▸ **WHAT YOU ARE ASKED TO DO**:
Write each line out exactly, leaving none out.

━━━ THE DATA

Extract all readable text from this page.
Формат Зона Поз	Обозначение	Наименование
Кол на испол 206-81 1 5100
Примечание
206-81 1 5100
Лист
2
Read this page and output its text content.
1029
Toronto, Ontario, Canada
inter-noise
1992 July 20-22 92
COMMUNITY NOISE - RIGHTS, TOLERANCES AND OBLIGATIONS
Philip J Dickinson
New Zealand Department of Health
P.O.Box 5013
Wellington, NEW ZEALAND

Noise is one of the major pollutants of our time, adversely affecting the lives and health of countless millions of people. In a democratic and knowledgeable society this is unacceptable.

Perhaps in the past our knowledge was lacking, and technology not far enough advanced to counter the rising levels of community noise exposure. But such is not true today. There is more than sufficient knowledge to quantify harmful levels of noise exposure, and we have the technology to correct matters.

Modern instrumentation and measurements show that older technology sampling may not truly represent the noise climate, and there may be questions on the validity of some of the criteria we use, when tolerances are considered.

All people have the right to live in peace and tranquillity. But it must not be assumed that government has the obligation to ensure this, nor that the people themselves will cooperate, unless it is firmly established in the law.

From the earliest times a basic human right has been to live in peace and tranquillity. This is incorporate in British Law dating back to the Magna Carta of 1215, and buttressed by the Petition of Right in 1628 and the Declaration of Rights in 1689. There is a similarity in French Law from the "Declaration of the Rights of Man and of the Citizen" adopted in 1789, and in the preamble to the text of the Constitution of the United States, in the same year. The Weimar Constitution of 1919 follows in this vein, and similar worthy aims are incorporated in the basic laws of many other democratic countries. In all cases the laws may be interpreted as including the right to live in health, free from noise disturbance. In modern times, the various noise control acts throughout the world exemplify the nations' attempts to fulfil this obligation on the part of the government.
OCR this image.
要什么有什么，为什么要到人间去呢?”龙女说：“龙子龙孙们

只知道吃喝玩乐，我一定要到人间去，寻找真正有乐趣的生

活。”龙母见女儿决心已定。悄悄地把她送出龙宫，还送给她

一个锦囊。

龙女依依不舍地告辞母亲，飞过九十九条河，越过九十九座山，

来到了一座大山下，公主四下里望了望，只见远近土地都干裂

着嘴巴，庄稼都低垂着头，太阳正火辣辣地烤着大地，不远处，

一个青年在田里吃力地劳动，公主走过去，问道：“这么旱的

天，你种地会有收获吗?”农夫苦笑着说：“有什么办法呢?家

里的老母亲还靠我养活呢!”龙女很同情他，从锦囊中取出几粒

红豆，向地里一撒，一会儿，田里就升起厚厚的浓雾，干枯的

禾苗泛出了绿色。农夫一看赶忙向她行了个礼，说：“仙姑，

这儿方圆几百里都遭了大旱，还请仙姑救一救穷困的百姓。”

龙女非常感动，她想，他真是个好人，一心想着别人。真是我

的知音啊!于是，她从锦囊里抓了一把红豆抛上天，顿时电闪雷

━━━━━━

▸ **EXERCISE RESULT**:
Extract all readable text from this page.
Формат Зона Поз	Обозначение	Наименование
Кол на испол 206-81 1 5100
Примечание
206-81 1 5100
Лист
2
Read this page and output its text content.
1029
Toronto, Ontario, Canada
inter-noise
1992 July 20-22 92
COMMUNITY NOISE - RIGHTS, TOLERANCES AND OBLIGATIONS
Philip J Dickinson
New Zealand Department of Health
P.O.Box 5013
Wellington, NEW ZEALAND

Noise is one of the major pollutants of our time, adversely affecting the lives and health of countless millions of people. In a democratic and knowledgeable society this is unacceptable.

Perhaps in the past our knowledge was lacking, and technology not far enough advanced to counter the rising levels of community noise exposure. But such is not true today. There is more than sufficient knowledge to quantify harmful levels of noise exposure, and we have the technology to correct matters.

Modern instrumentation and measurements show that older technology sampling may not truly represent the noise climate, and there may be questions on the validity of some of the criteria we use, when tolerances are considered.

All people have the right to live in peace and tranquillity. But it must not be assumed that government has the obligation to ensure this, nor that the people themselves will cooperate, unless it is firmly established in the law.

From the earliest times a basic human right has been to live in peace and tranquillity. This is incorporate in British Law dating back to the Magna Carta of 1215, and buttressed by the Petition of Right in 1628 and the Declaration of Rights in 1689. There is a similarity in French Law from the "Declaration of the Rights of Man and of the Citizen" adopted in 1789, and in the preamble to the text of the Constitution of the United States, in the same year. The Weimar Constitution of 1919 follows in this vein, and similar worthy aims are incorporated in the basic laws of many other democratic countries. In all cases the laws may be interpreted as including the right to live in health, free from noise disturbance. In modern times, the various noise control acts throughout the world exemplify the nations' attempts to fulfil this obligation on the part of the government.
OCR this image.
要什么有什么，为什么要到人间去呢?”龙女说：“龙子龙孙们

只知道吃喝玩乐，我一定要到人间去，寻找真正有乐趣的生

活。”龙母见女儿决心已定。悄悄地把她送出龙宫，还送给她

一个锦囊。

龙女依依不舍地告辞母亲，飞过九十九条河，越过九十九座山，

来到了一座大山下，公主四下里望了望，只见远近土地都干裂

着嘴巴，庄稼都低垂着头，太阳正火辣辣地烤着大地，不远处，

一个青年在田里吃力地劳动，公主走过去，问道：“这么旱的

天，你种地会有收获吗?”农夫苦笑着说：“有什么办法呢?家

里的老母亲还靠我养活呢!”龙女很同情他，从锦囊中取出几粒

红豆，向地里一撒，一会儿，田里就升起厚厚的浓雾，干枯的

禾苗泛出了绿色。农夫一看赶忙向她行了个礼，说：“仙姑，

这儿方圆几百里都遭了大旱，还请仙姑救一救穷困的百姓。”

龙女非常感动，她想，他真是个好人，一心想着别人。真是我

的知音啊!于是，她从锦囊里抓了一把红豆抛上天，顿时电闪雷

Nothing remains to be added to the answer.